> Written exercise
List each line of the data that holds the string "name".

Figure contents as structured data

******

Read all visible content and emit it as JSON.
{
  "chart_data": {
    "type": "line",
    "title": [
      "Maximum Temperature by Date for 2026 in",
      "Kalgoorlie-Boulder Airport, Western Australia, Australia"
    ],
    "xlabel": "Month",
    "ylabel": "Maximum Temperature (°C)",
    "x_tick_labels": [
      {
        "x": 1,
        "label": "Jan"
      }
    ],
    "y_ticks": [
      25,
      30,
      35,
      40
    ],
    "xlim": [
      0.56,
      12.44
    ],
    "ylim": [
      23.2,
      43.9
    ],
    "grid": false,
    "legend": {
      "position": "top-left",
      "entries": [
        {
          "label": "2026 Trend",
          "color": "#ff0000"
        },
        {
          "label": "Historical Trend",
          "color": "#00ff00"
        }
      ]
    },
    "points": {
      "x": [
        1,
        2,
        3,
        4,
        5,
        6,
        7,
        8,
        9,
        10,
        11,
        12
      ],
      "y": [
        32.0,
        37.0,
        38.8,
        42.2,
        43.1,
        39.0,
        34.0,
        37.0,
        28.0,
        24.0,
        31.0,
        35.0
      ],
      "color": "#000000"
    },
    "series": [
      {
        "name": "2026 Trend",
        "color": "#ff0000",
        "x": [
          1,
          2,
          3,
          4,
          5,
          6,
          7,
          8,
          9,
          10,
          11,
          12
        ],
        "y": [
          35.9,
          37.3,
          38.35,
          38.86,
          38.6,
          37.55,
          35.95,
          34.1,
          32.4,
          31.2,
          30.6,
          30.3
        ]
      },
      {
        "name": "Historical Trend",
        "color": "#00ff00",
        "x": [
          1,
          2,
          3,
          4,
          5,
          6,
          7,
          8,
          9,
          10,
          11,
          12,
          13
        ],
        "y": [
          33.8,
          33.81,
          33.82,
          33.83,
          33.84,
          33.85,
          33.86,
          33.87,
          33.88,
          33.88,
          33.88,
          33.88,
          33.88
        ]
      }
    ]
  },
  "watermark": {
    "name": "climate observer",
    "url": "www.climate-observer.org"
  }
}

******

> Final result
        "name": "2026 Trend",
        "name": "Historical Trend",
    "name": "climate observer",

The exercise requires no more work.